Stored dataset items

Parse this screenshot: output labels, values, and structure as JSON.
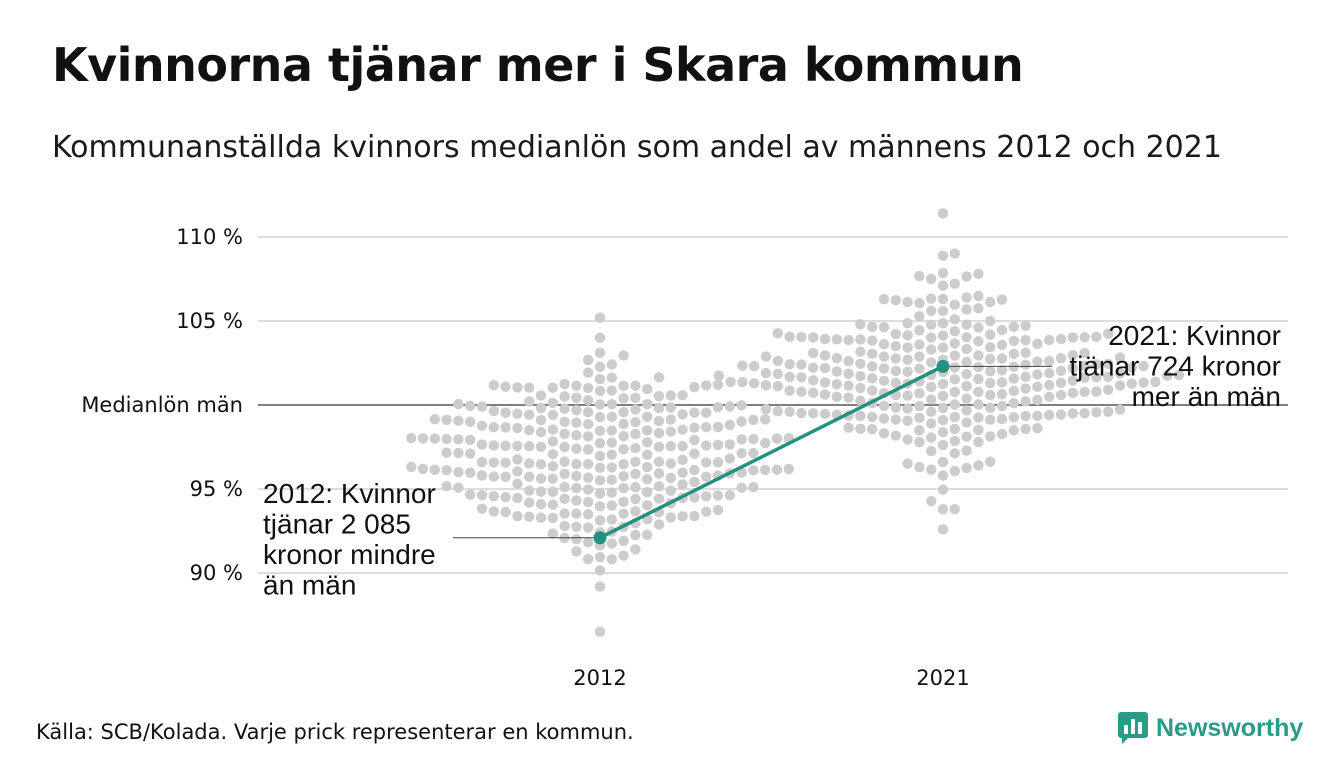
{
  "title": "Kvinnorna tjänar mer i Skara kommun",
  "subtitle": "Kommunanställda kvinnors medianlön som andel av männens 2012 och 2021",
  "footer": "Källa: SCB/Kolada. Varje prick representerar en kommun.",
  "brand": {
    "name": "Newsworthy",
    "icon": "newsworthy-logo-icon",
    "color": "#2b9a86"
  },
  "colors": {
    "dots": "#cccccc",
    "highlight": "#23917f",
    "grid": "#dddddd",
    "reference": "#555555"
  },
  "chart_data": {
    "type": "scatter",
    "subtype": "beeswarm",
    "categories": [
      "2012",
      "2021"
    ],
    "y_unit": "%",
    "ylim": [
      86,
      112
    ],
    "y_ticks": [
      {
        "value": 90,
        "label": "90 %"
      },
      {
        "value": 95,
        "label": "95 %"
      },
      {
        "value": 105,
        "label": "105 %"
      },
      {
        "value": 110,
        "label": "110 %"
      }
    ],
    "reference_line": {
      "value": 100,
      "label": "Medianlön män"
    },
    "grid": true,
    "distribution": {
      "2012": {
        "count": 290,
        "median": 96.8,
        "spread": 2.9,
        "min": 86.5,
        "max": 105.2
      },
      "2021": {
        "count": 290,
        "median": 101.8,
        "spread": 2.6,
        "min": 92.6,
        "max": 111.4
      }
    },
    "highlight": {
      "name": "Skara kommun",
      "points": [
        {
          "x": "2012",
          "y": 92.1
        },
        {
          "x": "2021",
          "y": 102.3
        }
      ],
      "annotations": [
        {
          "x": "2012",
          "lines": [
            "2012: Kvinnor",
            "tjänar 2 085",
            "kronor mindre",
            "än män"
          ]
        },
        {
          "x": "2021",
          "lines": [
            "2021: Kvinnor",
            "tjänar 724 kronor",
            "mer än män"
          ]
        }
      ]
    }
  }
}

__What you should do__:
Copy the records word for word, leaving no picture in the copy.

__Final answer__:
Parse this screenshot: output labels, values, and structure as JSON.
{
  "title": "Kvinnorna tjänar mer i Skara kommun",
  "subtitle": "Kommunanställda kvinnors medianlön som andel av männens 2012 och 2021",
  "footer": "Källa: SCB/Kolada. Varje prick representerar en kommun.",
  "brand": {
    "name": "Newsworthy",
    "icon": "newsworthy-logo-icon",
    "color": "#2b9a86"
  },
  "colors": {
    "dots": "#cccccc",
    "highlight": "#23917f",
    "grid": "#dddddd",
    "reference": "#555555"
  },
  "chart_data": {
    "type": "scatter",
    "subtype": "beeswarm",
    "categories": [
      "2012",
      "2021"
    ],
    "y_unit": "%",
    "ylim": [
      86,
      112
    ],
    "y_ticks": [
      {
        "value": 90,
        "label": "90 %"
      },
      {
        "value": 95,
        "label": "95 %"
      },
      {
        "value": 105,
        "label": "105 %"
      },
      {
        "value": 110,
        "label": "110 %"
      }
    ],
    "reference_line": {
      "value": 100,
      "label": "Medianlön män"
    },
    "grid": true,
    "distribution": {
      "2012": {
        "count": 290,
        "median": 96.8,
        "spread": 2.9,
        "min": 86.5,
        "max": 105.2
      },
      "2021": {
        "count": 290,
        "median": 101.8,
        "spread": 2.6,
        "min": 92.6,
        "max": 111.4
      }
    },
    "highlight": {
      "name": "Skara kommun",
      "points": [
        {
          "x": "2012",
          "y": 92.1
        },
        {
          "x": "2021",
          "y": 102.3
        }
      ],
      "annotations": [
        {
          "x": "2012",
          "lines": [
            "2012: Kvinnor",
            "tjänar 2 085",
            "kronor mindre",
            "än män"
          ]
        },
        {
          "x": "2021",
          "lines": [
            "2021: Kvinnor",
            "tjänar 724 kronor",
            "mer än män"
          ]
        }
      ]
    }
  }
}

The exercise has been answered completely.